__What you need to do__:
Search the data for the word "ζητοῦνται" and copy every line where it occurs.

(Lines of data)

----

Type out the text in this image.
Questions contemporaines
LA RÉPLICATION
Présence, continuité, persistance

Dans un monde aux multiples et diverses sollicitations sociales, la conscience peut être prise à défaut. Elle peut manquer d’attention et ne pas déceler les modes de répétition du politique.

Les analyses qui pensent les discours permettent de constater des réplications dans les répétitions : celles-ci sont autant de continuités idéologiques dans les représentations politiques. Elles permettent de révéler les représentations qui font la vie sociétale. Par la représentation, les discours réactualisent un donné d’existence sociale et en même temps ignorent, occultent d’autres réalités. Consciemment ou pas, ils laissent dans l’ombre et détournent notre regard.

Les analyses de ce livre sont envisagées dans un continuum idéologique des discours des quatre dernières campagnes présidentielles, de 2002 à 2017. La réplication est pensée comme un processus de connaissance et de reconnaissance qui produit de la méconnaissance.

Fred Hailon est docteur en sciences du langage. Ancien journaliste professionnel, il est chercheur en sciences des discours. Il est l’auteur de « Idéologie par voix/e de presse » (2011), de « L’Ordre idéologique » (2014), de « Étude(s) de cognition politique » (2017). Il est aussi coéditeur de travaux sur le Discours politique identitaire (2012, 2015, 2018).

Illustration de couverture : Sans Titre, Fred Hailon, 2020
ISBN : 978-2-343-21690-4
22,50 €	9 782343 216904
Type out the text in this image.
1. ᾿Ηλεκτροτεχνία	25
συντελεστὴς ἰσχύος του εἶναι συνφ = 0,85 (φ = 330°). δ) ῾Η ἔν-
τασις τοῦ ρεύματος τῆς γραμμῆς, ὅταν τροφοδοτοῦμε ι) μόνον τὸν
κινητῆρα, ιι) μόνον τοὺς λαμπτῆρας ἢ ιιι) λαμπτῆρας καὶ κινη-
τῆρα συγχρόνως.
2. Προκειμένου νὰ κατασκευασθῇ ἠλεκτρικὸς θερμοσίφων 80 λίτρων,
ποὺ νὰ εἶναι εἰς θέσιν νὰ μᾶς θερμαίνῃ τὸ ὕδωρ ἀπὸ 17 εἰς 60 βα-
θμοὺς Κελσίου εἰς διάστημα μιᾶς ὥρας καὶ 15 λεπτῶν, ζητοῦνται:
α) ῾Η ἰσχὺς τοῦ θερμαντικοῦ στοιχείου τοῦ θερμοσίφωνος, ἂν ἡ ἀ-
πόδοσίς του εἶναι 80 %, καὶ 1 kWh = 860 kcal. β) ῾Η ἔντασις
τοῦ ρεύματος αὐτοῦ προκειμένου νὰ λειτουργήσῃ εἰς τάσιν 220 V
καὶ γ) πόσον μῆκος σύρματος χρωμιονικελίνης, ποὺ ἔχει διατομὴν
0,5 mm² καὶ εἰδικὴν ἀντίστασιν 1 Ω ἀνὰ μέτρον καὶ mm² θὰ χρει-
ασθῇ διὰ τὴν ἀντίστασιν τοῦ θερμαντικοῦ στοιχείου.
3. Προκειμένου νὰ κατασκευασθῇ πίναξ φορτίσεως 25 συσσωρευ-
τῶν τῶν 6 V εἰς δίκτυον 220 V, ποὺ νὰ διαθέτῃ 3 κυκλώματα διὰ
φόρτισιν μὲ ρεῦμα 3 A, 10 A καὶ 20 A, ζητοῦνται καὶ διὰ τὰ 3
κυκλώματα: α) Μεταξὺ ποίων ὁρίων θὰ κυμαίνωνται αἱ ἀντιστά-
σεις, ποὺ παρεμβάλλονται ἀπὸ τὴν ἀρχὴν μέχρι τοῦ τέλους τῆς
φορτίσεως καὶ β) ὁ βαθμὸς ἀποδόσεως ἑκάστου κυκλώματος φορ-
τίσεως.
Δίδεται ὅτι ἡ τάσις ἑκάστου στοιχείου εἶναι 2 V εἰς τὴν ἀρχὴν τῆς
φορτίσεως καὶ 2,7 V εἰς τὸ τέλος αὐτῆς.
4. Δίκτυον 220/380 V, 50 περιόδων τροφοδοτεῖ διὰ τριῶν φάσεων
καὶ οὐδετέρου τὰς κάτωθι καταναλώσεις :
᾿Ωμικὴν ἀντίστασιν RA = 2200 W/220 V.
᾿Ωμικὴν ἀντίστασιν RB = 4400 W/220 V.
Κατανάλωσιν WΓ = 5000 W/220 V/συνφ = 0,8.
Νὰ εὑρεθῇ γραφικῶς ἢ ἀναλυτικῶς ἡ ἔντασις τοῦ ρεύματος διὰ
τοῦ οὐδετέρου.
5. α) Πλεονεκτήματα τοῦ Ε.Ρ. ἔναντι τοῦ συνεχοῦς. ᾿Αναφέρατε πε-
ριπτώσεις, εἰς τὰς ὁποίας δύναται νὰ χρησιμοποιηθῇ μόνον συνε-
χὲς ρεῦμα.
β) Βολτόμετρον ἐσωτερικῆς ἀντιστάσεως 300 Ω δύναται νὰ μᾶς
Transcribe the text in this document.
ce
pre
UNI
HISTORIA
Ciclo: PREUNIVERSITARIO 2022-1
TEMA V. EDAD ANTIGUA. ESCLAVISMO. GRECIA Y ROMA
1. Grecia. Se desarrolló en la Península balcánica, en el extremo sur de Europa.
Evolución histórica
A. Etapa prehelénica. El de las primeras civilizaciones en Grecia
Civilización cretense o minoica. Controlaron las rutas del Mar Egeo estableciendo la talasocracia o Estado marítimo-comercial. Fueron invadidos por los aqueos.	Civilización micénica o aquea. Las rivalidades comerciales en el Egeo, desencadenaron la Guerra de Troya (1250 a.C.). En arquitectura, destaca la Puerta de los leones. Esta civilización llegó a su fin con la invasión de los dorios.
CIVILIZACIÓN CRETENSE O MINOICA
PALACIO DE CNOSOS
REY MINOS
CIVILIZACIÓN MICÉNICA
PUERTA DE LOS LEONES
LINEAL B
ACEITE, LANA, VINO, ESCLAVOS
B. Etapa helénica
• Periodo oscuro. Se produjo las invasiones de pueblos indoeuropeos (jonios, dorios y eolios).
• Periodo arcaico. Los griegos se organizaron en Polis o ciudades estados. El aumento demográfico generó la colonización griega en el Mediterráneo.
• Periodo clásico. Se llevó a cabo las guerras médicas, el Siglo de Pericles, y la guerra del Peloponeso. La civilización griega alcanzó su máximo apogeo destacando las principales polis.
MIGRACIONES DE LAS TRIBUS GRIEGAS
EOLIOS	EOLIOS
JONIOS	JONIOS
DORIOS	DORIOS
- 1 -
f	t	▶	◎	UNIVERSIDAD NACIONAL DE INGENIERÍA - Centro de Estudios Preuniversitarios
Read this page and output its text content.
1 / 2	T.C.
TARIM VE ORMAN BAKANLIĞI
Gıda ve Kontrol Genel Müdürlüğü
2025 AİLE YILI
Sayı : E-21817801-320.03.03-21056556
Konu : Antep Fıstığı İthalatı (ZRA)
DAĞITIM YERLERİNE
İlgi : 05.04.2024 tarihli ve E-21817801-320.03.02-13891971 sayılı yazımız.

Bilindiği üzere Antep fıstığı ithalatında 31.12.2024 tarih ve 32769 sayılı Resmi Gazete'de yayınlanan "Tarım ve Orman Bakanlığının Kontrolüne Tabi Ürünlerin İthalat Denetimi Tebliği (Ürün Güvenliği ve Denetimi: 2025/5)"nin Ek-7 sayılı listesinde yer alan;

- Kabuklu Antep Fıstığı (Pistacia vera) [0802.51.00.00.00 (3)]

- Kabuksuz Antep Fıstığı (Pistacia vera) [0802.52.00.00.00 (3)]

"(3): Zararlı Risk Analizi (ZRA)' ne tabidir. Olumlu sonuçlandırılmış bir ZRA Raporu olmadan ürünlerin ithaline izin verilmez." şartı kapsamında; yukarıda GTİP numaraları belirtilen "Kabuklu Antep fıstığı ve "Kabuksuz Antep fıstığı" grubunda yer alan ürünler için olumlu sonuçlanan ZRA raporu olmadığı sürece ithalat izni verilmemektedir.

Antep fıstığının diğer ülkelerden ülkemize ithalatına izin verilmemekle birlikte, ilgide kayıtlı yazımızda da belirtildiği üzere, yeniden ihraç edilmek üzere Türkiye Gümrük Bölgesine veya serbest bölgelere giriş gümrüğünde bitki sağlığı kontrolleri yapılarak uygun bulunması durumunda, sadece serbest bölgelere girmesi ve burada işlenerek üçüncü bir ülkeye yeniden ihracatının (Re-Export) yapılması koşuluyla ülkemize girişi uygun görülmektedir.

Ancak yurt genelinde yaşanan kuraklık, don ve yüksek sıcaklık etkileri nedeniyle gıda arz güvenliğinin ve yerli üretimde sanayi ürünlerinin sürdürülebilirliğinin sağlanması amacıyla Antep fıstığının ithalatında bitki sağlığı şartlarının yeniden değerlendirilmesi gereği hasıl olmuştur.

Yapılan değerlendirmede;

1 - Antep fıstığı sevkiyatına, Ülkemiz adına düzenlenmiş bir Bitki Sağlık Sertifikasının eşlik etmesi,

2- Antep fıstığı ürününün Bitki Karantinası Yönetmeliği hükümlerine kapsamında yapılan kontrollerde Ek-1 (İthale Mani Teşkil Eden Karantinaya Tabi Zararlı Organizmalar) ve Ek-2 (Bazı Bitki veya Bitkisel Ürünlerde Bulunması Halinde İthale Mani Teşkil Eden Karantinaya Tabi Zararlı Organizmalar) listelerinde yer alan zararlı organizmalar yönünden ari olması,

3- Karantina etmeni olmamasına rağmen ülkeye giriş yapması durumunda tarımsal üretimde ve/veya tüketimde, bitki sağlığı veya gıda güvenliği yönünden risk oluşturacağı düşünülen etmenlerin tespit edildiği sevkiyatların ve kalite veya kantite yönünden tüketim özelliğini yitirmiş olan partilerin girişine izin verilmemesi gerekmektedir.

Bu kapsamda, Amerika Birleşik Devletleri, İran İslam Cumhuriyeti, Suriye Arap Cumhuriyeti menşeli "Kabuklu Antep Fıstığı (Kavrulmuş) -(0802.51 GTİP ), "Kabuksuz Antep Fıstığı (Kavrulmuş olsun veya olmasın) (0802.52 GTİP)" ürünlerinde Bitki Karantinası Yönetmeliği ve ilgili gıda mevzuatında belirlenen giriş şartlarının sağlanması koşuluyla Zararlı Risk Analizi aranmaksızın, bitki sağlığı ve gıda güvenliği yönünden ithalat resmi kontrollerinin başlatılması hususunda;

----

__Solution for this exercise__:
θμοὺς Κελσίου εἰς διάστημα μιᾶς ὥρας καὶ 15 λεπτῶν, ζητοῦνται:
φόρτισιν μὲ ρεῦμα 3 A, 10 A καὶ 20 A, ζητοῦνται καὶ διὰ τὰ 3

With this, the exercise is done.